_Description of the task_.
Quote each of the rows below word for word, omitting the pictures.

_Data items_.
----

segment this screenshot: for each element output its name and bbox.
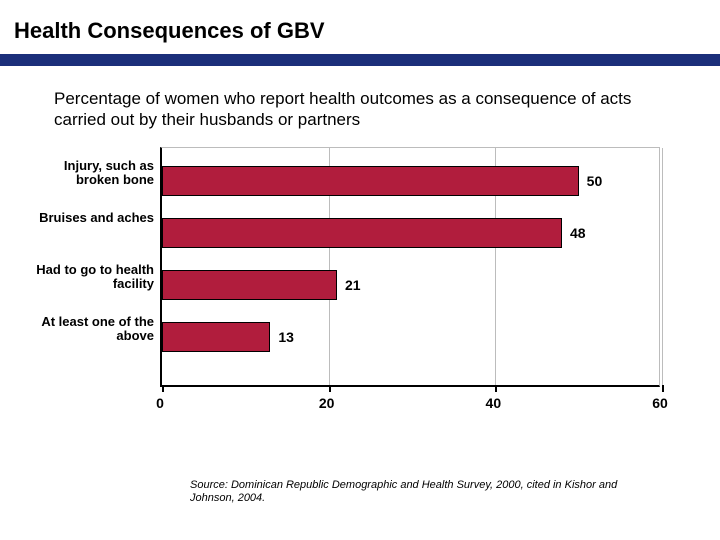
category-label: Had to go to health facility: [30, 263, 154, 293]
bar-row: 50: [162, 164, 602, 198]
title-divider: [0, 54, 720, 66]
bar-row: 48: [162, 216, 586, 250]
source-citation: Source: Dominican Republic Demographic a…: [190, 479, 660, 507]
x-tick-label: 20: [319, 395, 335, 411]
bar: [162, 166, 579, 196]
bar: [162, 270, 337, 300]
x-axis-ticks: 0204060: [160, 387, 660, 417]
x-tick-label: 40: [486, 395, 502, 411]
bar-value-label: 48: [570, 225, 586, 241]
bar: [162, 218, 562, 248]
bar-row: 21: [162, 268, 361, 302]
bar-row: 13: [162, 320, 294, 354]
slide-title: Health Consequences of GBV: [0, 0, 720, 54]
bar-value-label: 50: [587, 173, 603, 189]
slide-subtitle: Percentage of women who report health ou…: [0, 66, 720, 145]
bar-value-label: 13: [278, 329, 294, 345]
bar-chart: Injury, such as broken bone Bruises and a…: [30, 147, 660, 417]
bar: [162, 322, 270, 352]
category-label: Injury, such as broken bone: [30, 159, 154, 189]
y-axis-labels: Injury, such as broken bone Bruises and a…: [30, 147, 160, 417]
category-label: At least one of the above: [30, 315, 154, 345]
slide: Health Consequences of GBV Percentage of…: [0, 0, 720, 540]
x-tick-label: 60: [652, 395, 668, 411]
x-tick-mark: [662, 385, 664, 392]
bar-value-label: 21: [345, 277, 361, 293]
gridline: [662, 148, 663, 385]
x-tick-label: 0: [156, 395, 164, 411]
plot-area: 50 48 21 13: [160, 147, 660, 387]
category-label: Bruises and aches: [30, 211, 154, 226]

----

_Result for this task_.
segment this screenshot: for each element output its name and bbox.
category-label: Had to go to health facility: [30, 263, 154, 293]
bar-row: 50: [162, 164, 602, 198]
title-divider: [0, 54, 720, 66]
bar-row: 48: [162, 216, 586, 250]
source-citation: Source: Dominican Republic Demographic a…: [190, 479, 660, 507]
x-tick-label: 20: [319, 395, 335, 411]
bar: [162, 166, 579, 196]
bar: [162, 270, 337, 300]
x-axis-ticks: 0204060: [160, 387, 660, 417]
x-tick-label: 40: [486, 395, 502, 411]
bar-value-label: 48: [570, 225, 586, 241]
bar: [162, 218, 562, 248]
bar-row: 21: [162, 268, 361, 302]
bar-row: 13: [162, 320, 294, 354]
slide-title: Health Consequences of GBV: [0, 0, 720, 54]
bar-value-label: 50: [587, 173, 603, 189]
slide-subtitle: Percentage of women who report health ou…: [0, 66, 720, 145]
bar-value-label: 13: [278, 329, 294, 345]
bar-chart: Injury, such as broken bone Bruises and a…: [30, 147, 660, 417]
bar: [162, 322, 270, 352]
category-label: Injury, such as broken bone: [30, 159, 154, 189]
y-axis-labels: Injury, such as broken bone Bruises and a…: [30, 147, 160, 417]
category-label: At least one of the above: [30, 315, 154, 345]
slide: Health Consequences of GBV Percentage of…: [0, 0, 720, 540]
x-tick-label: 60: [652, 395, 668, 411]
x-tick-mark: [662, 385, 664, 392]
bar-value-label: 21: [345, 277, 361, 293]
gridline: [662, 148, 663, 385]
x-tick-label: 0: [156, 395, 164, 411]
plot-area: 50 48 21 13: [160, 147, 660, 387]
category-label: Bruises and aches: [30, 211, 154, 226]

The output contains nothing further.